◆ THE TASK ◆
Provide only the number of lines in the data below that contain the string "page".
((
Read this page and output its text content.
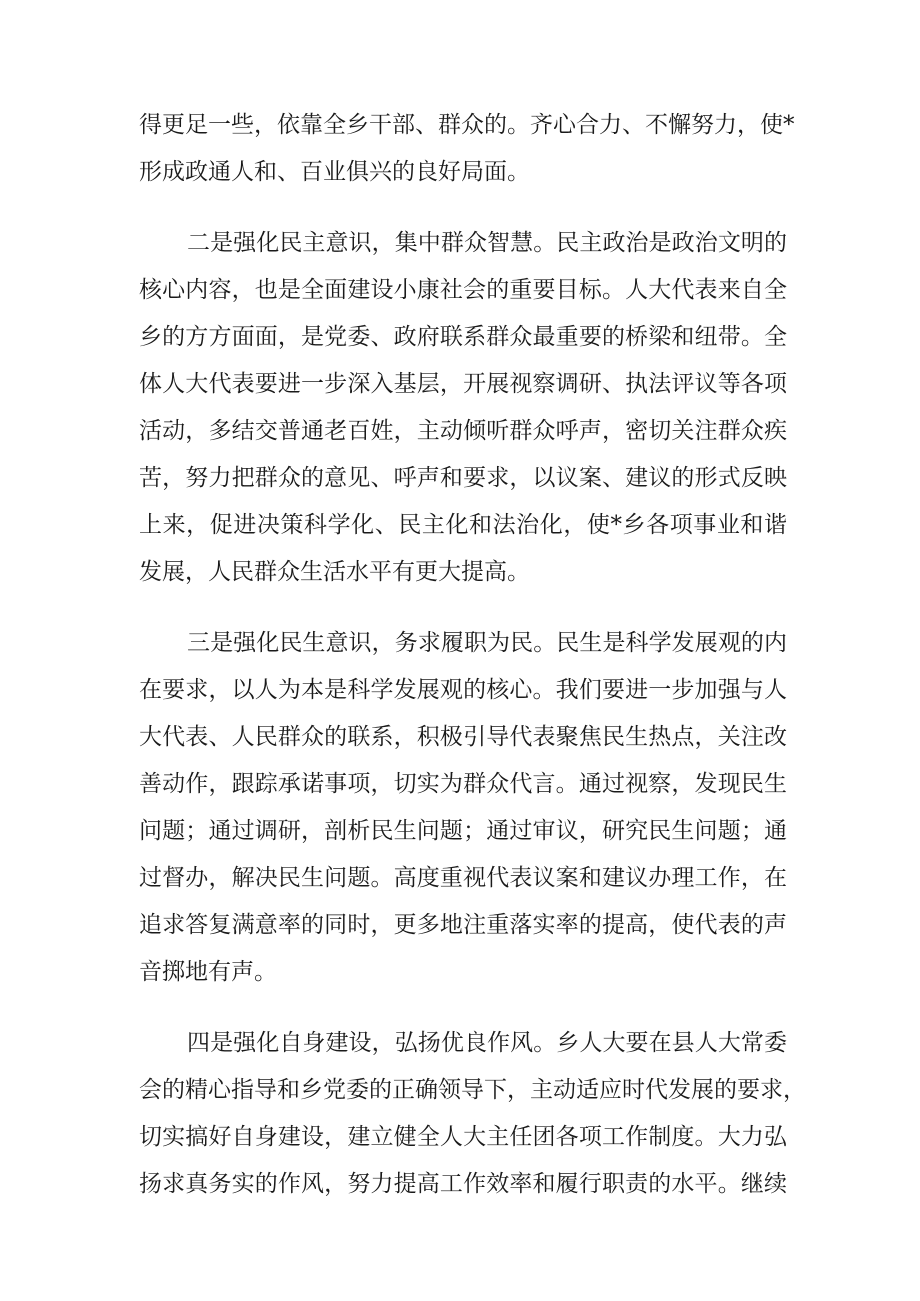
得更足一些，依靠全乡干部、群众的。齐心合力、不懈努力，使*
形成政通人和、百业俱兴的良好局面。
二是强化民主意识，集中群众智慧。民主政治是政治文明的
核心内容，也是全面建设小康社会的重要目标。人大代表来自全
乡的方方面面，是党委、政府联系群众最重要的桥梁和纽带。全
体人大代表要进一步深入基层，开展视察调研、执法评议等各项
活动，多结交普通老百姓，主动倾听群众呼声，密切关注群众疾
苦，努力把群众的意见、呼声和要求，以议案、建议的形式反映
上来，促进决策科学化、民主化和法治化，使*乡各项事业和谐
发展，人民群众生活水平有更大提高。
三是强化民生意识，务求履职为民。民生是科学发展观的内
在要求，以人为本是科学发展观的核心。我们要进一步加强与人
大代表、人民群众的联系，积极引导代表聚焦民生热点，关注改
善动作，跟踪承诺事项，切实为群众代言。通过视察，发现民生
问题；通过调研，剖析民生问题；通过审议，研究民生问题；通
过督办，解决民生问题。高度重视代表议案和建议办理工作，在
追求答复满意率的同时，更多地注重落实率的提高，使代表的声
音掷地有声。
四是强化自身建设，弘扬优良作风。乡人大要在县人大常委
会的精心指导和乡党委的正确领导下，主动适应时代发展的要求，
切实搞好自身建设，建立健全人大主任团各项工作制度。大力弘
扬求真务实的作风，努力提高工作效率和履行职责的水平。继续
))
((
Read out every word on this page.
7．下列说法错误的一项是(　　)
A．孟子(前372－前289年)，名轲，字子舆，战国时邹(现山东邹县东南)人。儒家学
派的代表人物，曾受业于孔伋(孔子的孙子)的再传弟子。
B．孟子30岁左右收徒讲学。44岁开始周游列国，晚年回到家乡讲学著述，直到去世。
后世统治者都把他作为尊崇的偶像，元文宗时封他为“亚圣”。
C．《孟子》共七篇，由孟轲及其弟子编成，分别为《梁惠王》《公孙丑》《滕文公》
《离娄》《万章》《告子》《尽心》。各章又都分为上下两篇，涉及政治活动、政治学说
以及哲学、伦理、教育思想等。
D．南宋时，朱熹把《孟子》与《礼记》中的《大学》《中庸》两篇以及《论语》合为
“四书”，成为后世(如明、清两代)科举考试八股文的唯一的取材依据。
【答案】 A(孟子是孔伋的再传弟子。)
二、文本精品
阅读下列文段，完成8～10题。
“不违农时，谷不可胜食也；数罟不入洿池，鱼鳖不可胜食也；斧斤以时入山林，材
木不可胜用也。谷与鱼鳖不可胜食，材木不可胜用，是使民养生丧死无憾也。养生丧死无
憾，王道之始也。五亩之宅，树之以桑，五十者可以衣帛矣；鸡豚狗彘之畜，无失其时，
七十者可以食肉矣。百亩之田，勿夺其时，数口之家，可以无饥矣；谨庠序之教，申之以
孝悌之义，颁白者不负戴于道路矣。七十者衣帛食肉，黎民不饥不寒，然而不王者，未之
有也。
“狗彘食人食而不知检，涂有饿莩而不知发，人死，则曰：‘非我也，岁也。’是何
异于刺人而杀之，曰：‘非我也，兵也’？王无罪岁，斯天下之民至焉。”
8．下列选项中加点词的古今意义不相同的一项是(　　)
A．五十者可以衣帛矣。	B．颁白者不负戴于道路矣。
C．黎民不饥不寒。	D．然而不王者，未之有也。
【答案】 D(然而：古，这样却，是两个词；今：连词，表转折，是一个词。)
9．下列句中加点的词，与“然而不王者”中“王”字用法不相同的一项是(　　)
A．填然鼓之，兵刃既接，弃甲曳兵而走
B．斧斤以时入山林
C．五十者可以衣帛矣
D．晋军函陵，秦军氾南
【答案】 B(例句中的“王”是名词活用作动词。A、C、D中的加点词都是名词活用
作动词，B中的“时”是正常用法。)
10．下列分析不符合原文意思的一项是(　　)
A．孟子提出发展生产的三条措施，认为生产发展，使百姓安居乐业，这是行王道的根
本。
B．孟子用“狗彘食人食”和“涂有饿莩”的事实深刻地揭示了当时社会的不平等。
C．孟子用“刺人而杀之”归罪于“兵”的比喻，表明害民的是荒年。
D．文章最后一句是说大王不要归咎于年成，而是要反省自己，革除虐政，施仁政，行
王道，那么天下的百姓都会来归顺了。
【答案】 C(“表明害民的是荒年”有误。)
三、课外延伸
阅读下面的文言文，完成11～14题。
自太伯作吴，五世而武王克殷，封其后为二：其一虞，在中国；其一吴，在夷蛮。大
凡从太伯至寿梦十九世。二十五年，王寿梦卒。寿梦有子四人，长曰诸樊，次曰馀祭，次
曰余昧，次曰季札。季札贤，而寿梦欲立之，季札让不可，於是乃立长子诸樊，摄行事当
))
◆ RESPONSE TO THIS EXERCISE ◆
2